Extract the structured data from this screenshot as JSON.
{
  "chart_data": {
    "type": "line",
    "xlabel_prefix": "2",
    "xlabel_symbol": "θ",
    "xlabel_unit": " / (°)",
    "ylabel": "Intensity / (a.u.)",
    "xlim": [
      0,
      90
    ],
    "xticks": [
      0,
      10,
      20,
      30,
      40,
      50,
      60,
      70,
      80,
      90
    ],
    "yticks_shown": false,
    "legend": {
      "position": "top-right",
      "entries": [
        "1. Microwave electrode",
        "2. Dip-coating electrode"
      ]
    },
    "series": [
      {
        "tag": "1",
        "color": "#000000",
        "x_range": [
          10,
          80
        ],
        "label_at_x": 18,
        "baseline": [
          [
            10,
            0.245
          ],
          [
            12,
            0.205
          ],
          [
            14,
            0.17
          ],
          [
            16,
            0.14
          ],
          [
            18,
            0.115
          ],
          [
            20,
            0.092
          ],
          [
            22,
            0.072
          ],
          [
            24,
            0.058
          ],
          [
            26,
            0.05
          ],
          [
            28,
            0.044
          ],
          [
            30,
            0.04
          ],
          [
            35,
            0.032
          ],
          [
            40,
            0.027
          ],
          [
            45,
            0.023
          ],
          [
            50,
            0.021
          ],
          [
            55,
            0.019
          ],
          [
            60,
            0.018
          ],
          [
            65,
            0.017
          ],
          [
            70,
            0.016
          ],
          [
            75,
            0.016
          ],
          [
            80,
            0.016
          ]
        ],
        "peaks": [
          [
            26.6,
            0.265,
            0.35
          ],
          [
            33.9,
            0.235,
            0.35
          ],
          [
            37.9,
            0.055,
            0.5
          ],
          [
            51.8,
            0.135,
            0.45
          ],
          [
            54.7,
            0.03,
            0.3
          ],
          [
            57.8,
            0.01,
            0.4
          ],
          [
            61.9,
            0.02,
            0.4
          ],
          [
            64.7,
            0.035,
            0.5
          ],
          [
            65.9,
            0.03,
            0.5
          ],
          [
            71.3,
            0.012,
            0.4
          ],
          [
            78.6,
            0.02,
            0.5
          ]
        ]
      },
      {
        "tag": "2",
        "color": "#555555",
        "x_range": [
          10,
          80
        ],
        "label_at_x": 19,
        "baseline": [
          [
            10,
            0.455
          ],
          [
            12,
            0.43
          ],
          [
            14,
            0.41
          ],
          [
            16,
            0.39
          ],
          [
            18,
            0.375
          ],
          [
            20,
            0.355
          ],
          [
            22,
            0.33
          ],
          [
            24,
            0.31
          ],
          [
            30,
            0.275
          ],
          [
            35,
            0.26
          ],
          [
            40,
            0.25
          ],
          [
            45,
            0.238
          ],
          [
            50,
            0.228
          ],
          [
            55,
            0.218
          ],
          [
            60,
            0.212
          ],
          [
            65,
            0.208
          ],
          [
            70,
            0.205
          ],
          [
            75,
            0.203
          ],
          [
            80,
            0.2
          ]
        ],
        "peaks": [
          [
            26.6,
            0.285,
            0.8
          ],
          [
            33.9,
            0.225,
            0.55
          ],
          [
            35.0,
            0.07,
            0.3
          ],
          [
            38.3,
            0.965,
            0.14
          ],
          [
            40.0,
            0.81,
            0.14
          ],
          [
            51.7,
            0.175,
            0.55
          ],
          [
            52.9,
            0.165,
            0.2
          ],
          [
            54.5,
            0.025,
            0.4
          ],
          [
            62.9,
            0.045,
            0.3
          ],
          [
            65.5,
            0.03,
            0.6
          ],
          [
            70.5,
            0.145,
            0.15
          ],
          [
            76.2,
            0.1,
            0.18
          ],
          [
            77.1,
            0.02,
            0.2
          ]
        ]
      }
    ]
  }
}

────

=== GOAL OF THE EXERCISE ===
Go through the listing above and list every line that has the word "electrode".

=== REPLY ===
        "1. Microwave electrode",
        "2. Dip-coating electrode"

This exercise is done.